Do not copy the pictures; transcribe all other material exactly.

(Data listing)
- - -

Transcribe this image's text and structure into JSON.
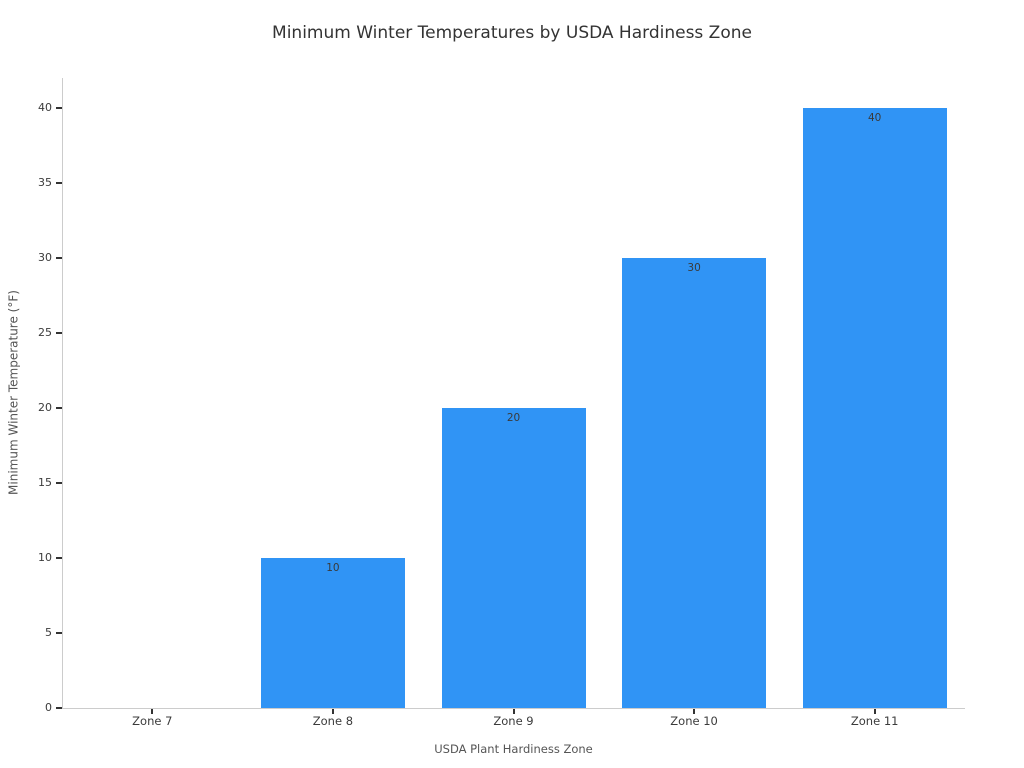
{
  "chart_data": {
    "type": "bar",
    "title": "Minimum Winter Temperatures by USDA Hardiness Zone",
    "xlabel": "USDA Plant Hardiness Zone",
    "ylabel": "Minimum Winter Temperature (°F)",
    "categories": [
      "Zone 7",
      "Zone 8",
      "Zone 9",
      "Zone 10",
      "Zone 11"
    ],
    "values": [
      0,
      10,
      20,
      30,
      40
    ],
    "bar_value_labels": [
      "",
      "10",
      "20",
      "30",
      "40"
    ],
    "yticks": [
      0,
      5,
      10,
      15,
      20,
      25,
      30,
      35,
      40
    ],
    "ylim": [
      0,
      42
    ],
    "grid": false,
    "legend": "none",
    "bar_color": "#3094F5"
  },
  "colors": {
    "background": "#ffffff",
    "bar": "#3094F5",
    "title_text": "#333333",
    "tick_label": "#3b3b3b",
    "tick_mark": "#333333",
    "axis_title": "#555555",
    "spine": "#cccccc",
    "bar_label": "#3a3a3a"
  }
}
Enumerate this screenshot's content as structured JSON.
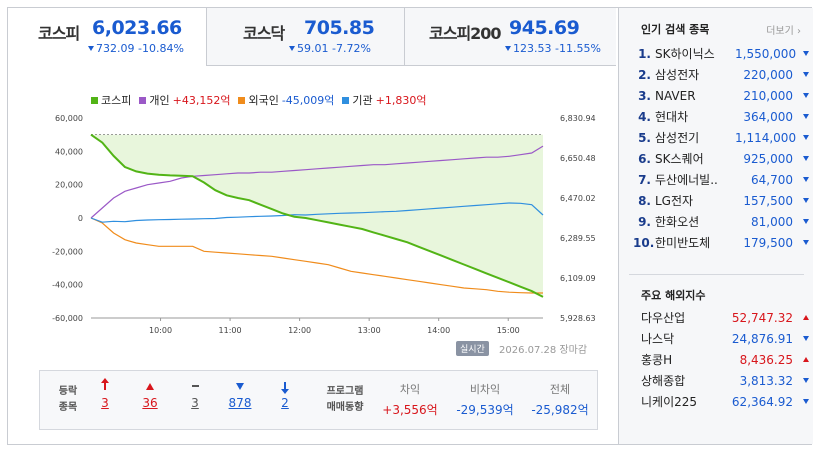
{
  "tabs": [
    {
      "name": "코스피",
      "value": "6,023.66",
      "change": "732.09",
      "rate": "-10.84%",
      "direction": "down"
    },
    {
      "name": "코스닥",
      "value": "705.85",
      "change": "59.01",
      "rate": "-7.72%",
      "direction": "down"
    },
    {
      "name": "코스피200",
      "value": "945.69",
      "change": "123.53",
      "rate": "-11.55%",
      "direction": "down"
    }
  ],
  "legend": {
    "kospi": {
      "label": "코스피",
      "color": "#52b416"
    },
    "individual": {
      "label": "개인",
      "value": "+43,152억",
      "color": "#9b59c7"
    },
    "foreign": {
      "label": "외국인",
      "value": "-45,009억",
      "color": "#f08c1c"
    },
    "institution": {
      "label": "기관",
      "value": "+1,830억",
      "color": "#2f8fdf"
    }
  },
  "chart_data": {
    "type": "line",
    "x_axis": {
      "ticks": [
        "10:00",
        "11:00",
        "12:00",
        "13:00",
        "14:00",
        "15:00"
      ]
    },
    "y_left": {
      "ticks": [
        "60,000",
        "40,000",
        "20,000",
        "0",
        "-20,000",
        "-40,000",
        "-60,000"
      ],
      "ylim": [
        -60000,
        60000
      ],
      "unit": "억"
    },
    "y_right": {
      "ticks": [
        "6,830.94",
        "6,650.48",
        "6,470.02",
        "6,289.55",
        "6,109.09",
        "5,928.63"
      ],
      "ylim": [
        5928.63,
        6830.94
      ]
    },
    "reference_line": {
      "value": 6755.8,
      "style": "dashed"
    },
    "time_range": [
      "09:00",
      "15:30"
    ],
    "series": [
      {
        "name": "개인",
        "axis": "left",
        "color": "#9b59c7",
        "values": [
          0,
          6000,
          12000,
          16000,
          18000,
          20000,
          21000,
          22000,
          24000,
          25000,
          25500,
          26000,
          26500,
          27000,
          27000,
          27500,
          27500,
          28000,
          28500,
          29000,
          29500,
          30000,
          30500,
          31000,
          31500,
          32000,
          32000,
          32500,
          33000,
          33500,
          34000,
          34500,
          35000,
          35500,
          36000,
          36500,
          36500,
          37000,
          38000,
          39000,
          43152
        ]
      },
      {
        "name": "외국인",
        "axis": "left",
        "color": "#f08c1c",
        "values": [
          0,
          -3000,
          -9000,
          -13000,
          -15000,
          -16000,
          -17000,
          -17000,
          -17000,
          -17000,
          -20000,
          -20500,
          -21000,
          -21500,
          -22000,
          -22500,
          -23000,
          -24000,
          -25000,
          -26000,
          -27000,
          -28000,
          -30000,
          -32000,
          -33000,
          -34000,
          -35000,
          -36000,
          -37000,
          -38000,
          -39000,
          -40000,
          -41000,
          -42000,
          -42500,
          -43000,
          -44000,
          -44500,
          -44800,
          -45000,
          -45009
        ]
      },
      {
        "name": "기관",
        "axis": "left",
        "color": "#2f8fdf",
        "values": [
          0,
          -2500,
          -2000,
          -2200,
          -1500,
          -1200,
          -1000,
          -900,
          -700,
          -600,
          -400,
          -300,
          300,
          500,
          800,
          1000,
          1200,
          1500,
          2000,
          1800,
          2200,
          2500,
          2800,
          3000,
          3200,
          3500,
          3800,
          4000,
          4500,
          5000,
          5500,
          6000,
          6500,
          7000,
          7500,
          8000,
          8500,
          9000,
          8800,
          8000,
          1830
        ]
      },
      {
        "name": "코스피",
        "axis": "right",
        "color": "#52b416",
        "fill": true,
        "values": [
          6755.8,
          6720,
          6660,
          6610,
          6590,
          6580,
          6575,
          6572,
          6570,
          6568,
          6540,
          6505,
          6482,
          6470,
          6460,
          6440,
          6420,
          6400,
          6385,
          6380,
          6370,
          6360,
          6350,
          6340,
          6330,
          6315,
          6300,
          6285,
          6270,
          6250,
          6230,
          6210,
          6190,
          6170,
          6150,
          6130,
          6110,
          6090,
          6070,
          6050,
          6023.66
        ]
      }
    ]
  },
  "status": {
    "live": "실시간",
    "timestamp": "2026.07.28 장마감"
  },
  "breadth": {
    "label": [
      "등락",
      "종목"
    ],
    "counts": [
      {
        "kind": "upper-limit",
        "value": "3",
        "color": "#d8161c"
      },
      {
        "kind": "up",
        "value": "36",
        "color": "#d8161c"
      },
      {
        "kind": "flat",
        "value": "3",
        "color": "#555555"
      },
      {
        "kind": "down",
        "value": "878",
        "color": "#1a5bd0"
      },
      {
        "kind": "lower-limit",
        "value": "2",
        "color": "#1a5bd0"
      }
    ]
  },
  "program": {
    "label": [
      "프로그램",
      "매매동향"
    ],
    "cols": [
      {
        "header": "차익",
        "value": "+3,556억",
        "color": "#d8161c"
      },
      {
        "header": "비차익",
        "value": "-29,539억",
        "color": "#1a5bd0"
      },
      {
        "header": "전체",
        "value": "-25,982억",
        "color": "#1a5bd0"
      }
    ]
  },
  "popular": {
    "title": "인기 검색 종목",
    "more": "더보기",
    "items": [
      {
        "rank": "1.",
        "name": "SK하이닉스",
        "price": "1,550,000",
        "dir": "down"
      },
      {
        "rank": "2.",
        "name": "삼성전자",
        "price": "220,000",
        "dir": "down"
      },
      {
        "rank": "3.",
        "name": "NAVER",
        "price": "210,000",
        "dir": "down"
      },
      {
        "rank": "4.",
        "name": "현대차",
        "price": "364,000",
        "dir": "down"
      },
      {
        "rank": "5.",
        "name": "삼성전기",
        "price": "1,114,000",
        "dir": "down"
      },
      {
        "rank": "6.",
        "name": "SK스퀘어",
        "price": "925,000",
        "dir": "down"
      },
      {
        "rank": "7.",
        "name": "두산에너빌..",
        "price": "64,700",
        "dir": "down"
      },
      {
        "rank": "8.",
        "name": "LG전자",
        "price": "157,500",
        "dir": "down"
      },
      {
        "rank": "9.",
        "name": "한화오션",
        "price": "81,000",
        "dir": "down"
      },
      {
        "rank": "10.",
        "name": "한미반도체",
        "price": "179,500",
        "dir": "down"
      }
    ]
  },
  "world": {
    "title": "주요 해외지수",
    "items": [
      {
        "name": "다우산업",
        "value": "52,747.32",
        "dir": "up"
      },
      {
        "name": "나스닥",
        "value": "24,876.91",
        "dir": "down"
      },
      {
        "name": "홍콩H",
        "value": "8,436.25",
        "dir": "up"
      },
      {
        "name": "상해종합",
        "value": "3,813.32",
        "dir": "down"
      },
      {
        "name": "니케이225",
        "value": "62,364.92",
        "dir": "down"
      }
    ]
  }
}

- - -

● **Answer for the task**
Transcribe this image's text and structure into JSON.
{
  "chart_data": {
    "type": "bar",
    "title": "Minimum Winter Temperatures by USDA Hardiness Zone",
    "xlabel": "USDA Plant Hardiness Zone",
    "ylabel": "Minimum Winter Temperature (°F)",
    "categories": [
      "Zone 7",
      "Zone 8",
      "Zone 9",
      "Zone 10",
      "Zone 11"
    ],
    "values": [
      0,
      10,
      20,
      30,
      40
    ],
    "bar_value_labels": [
      "",
      "10",
      "20",
      "30",
      "40"
    ],
    "yticks": [
      0,
      5,
      10,
      15,
      20,
      25,
      30,
      35,
      40
    ],
    "ylim": [
      0,
      42
    ],
    "grid": false,
    "legend": "none",
    "bar_color": "#3094F5"
  },
  "colors": {
    "background": "#ffffff",
    "bar": "#3094F5",
    "title_text": "#333333",
    "tick_label": "#3b3b3b",
    "tick_mark": "#333333",
    "axis_title": "#555555",
    "spine": "#cccccc",
    "bar_label": "#3a3a3a"
  }
}
Enumerate this screenshot's content as structured JSON.
{
  "tabs": [
    {
      "name": "코스피",
      "value": "6,023.66",
      "change": "732.09",
      "rate": "-10.84%",
      "direction": "down"
    },
    {
      "name": "코스닥",
      "value": "705.85",
      "change": "59.01",
      "rate": "-7.72%",
      "direction": "down"
    },
    {
      "name": "코스피200",
      "value": "945.69",
      "change": "123.53",
      "rate": "-11.55%",
      "direction": "down"
    }
  ],
  "legend": {
    "kospi": {
      "label": "코스피",
      "color": "#52b416"
    },
    "individual": {
      "label": "개인",
      "value": "+43,152억",
      "color": "#9b59c7"
    },
    "foreign": {
      "label": "외국인",
      "value": "-45,009억",
      "color": "#f08c1c"
    },
    "institution": {
      "label": "기관",
      "value": "+1,830억",
      "color": "#2f8fdf"
    }
  },
  "chart_data": {
    "type": "line",
    "x_axis": {
      "ticks": [
        "10:00",
        "11:00",
        "12:00",
        "13:00",
        "14:00",
        "15:00"
      ]
    },
    "y_left": {
      "ticks": [
        "60,000",
        "40,000",
        "20,000",
        "0",
        "-20,000",
        "-40,000",
        "-60,000"
      ],
      "ylim": [
        -60000,
        60000
      ],
      "unit": "억"
    },
    "y_right": {
      "ticks": [
        "6,830.94",
        "6,650.48",
        "6,470.02",
        "6,289.55",
        "6,109.09",
        "5,928.63"
      ],
      "ylim": [
        5928.63,
        6830.94
      ]
    },
    "reference_line": {
      "value": 6755.8,
      "style": "dashed"
    },
    "time_range": [
      "09:00",
      "15:30"
    ],
    "series": [
      {
        "name": "개인",
        "axis": "left",
        "color": "#9b59c7",
        "values": [
          0,
          6000,
          12000,
          16000,
          18000,
          20000,
          21000,
          22000,
          24000,
          25000,
          25500,
          26000,
          26500,
          27000,
          27000,
          27500,
          27500,
          28000,
          28500,
          29000,
          29500,
          30000,
          30500,
          31000,
          31500,
          32000,
          32000,
          32500,
          33000,
          33500,
          34000,
          34500,
          35000,
          35500,
          36000,
          36500,
          36500,
          37000,
          38000,
          39000,
          43152
        ]
      },
      {
        "name": "외국인",
        "axis": "left",
        "color": "#f08c1c",
        "values": [
          0,
          -3000,
          -9000,
          -13000,
          -15000,
          -16000,
          -17000,
          -17000,
          -17000,
          -17000,
          -20000,
          -20500,
          -21000,
          -21500,
          -22000,
          -22500,
          -23000,
          -24000,
          -25000,
          -26000,
          -27000,
          -28000,
          -30000,
          -32000,
          -33000,
          -34000,
          -35000,
          -36000,
          -37000,
          -38000,
          -39000,
          -40000,
          -41000,
          -42000,
          -42500,
          -43000,
          -44000,
          -44500,
          -44800,
          -45000,
          -45009
        ]
      },
      {
        "name": "기관",
        "axis": "left",
        "color": "#2f8fdf",
        "values": [
          0,
          -2500,
          -2000,
          -2200,
          -1500,
          -1200,
          -1000,
          -900,
          -700,
          -600,
          -400,
          -300,
          300,
          500,
          800,
          1000,
          1200,
          1500,
          2000,
          1800,
          2200,
          2500,
          2800,
          3000,
          3200,
          3500,
          3800,
          4000,
          4500,
          5000,
          5500,
          6000,
          6500,
          7000,
          7500,
          8000,
          8500,
          9000,
          8800,
          8000,
          1830
        ]
      },
      {
        "name": "코스피",
        "axis": "right",
        "color": "#52b416",
        "fill": true,
        "values": [
          6755.8,
          6720,
          6660,
          6610,
          6590,
          6580,
          6575,
          6572,
          6570,
          6568,
          6540,
          6505,
          6482,
          6470,
          6460,
          6440,
          6420,
          6400,
          6385,
          6380,
          6370,
          6360,
          6350,
          6340,
          6330,
          6315,
          6300,
          6285,
          6270,
          6250,
          6230,
          6210,
          6190,
          6170,
          6150,
          6130,
          6110,
          6090,
          6070,
          6050,
          6023.66
        ]
      }
    ]
  },
  "status": {
    "live": "실시간",
    "timestamp": "2026.07.28 장마감"
  },
  "breadth": {
    "label": [
      "등락",
      "종목"
    ],
    "counts": [
      {
        "kind": "upper-limit",
        "value": "3",
        "color": "#d8161c"
      },
      {
        "kind": "up",
        "value": "36",
        "color": "#d8161c"
      },
      {
        "kind": "flat",
        "value": "3",
        "color": "#555555"
      },
      {
        "kind": "down",
        "value": "878",
        "color": "#1a5bd0"
      },
      {
        "kind": "lower-limit",
        "value": "2",
        "color": "#1a5bd0"
      }
    ]
  },
  "program": {
    "label": [
      "프로그램",
      "매매동향"
    ],
    "cols": [
      {
        "header": "차익",
        "value": "+3,556억",
        "color": "#d8161c"
      },
      {
        "header": "비차익",
        "value": "-29,539억",
        "color": "#1a5bd0"
      },
      {
        "header": "전체",
        "value": "-25,982억",
        "color": "#1a5bd0"
      }
    ]
  },
  "popular": {
    "title": "인기 검색 종목",
    "more": "더보기",
    "items": [
      {
        "rank": "1.",
        "name": "SK하이닉스",
        "price": "1,550,000",
        "dir": "down"
      },
      {
        "rank": "2.",
        "name": "삼성전자",
        "price": "220,000",
        "dir": "down"
      },
      {
        "rank": "3.",
        "name": "NAVER",
        "price": "210,000",
        "dir": "down"
      },
      {
        "rank": "4.",
        "name": "현대차",
        "price": "364,000",
        "dir": "down"
      },
      {
        "rank": "5.",
        "name": "삼성전기",
        "price": "1,114,000",
        "dir": "down"
      },
      {
        "rank": "6.",
        "name": "SK스퀘어",
        "price": "925,000",
        "dir": "down"
      },
      {
        "rank": "7.",
        "name": "두산에너빌..",
        "price": "64,700",
        "dir": "down"
      },
      {
        "rank": "8.",
        "name": "LG전자",
        "price": "157,500",
        "dir": "down"
      },
      {
        "rank": "9.",
        "name": "한화오션",
        "price": "81,000",
        "dir": "down"
      },
      {
        "rank": "10.",
        "name": "한미반도체",
        "price": "179,500",
        "dir": "down"
      }
    ]
  },
  "world": {
    "title": "주요 해외지수",
    "items": [
      {
        "name": "다우산업",
        "value": "52,747.32",
        "dir": "up"
      },
      {
        "name": "나스닥",
        "value": "24,876.91",
        "dir": "down"
      },
      {
        "name": "홍콩H",
        "value": "8,436.25",
        "dir": "up"
      },
      {
        "name": "상해종합",
        "value": "3,813.32",
        "dir": "down"
      },
      {
        "name": "니케이225",
        "value": "62,364.92",
        "dir": "down"
      }
    ]
  }
}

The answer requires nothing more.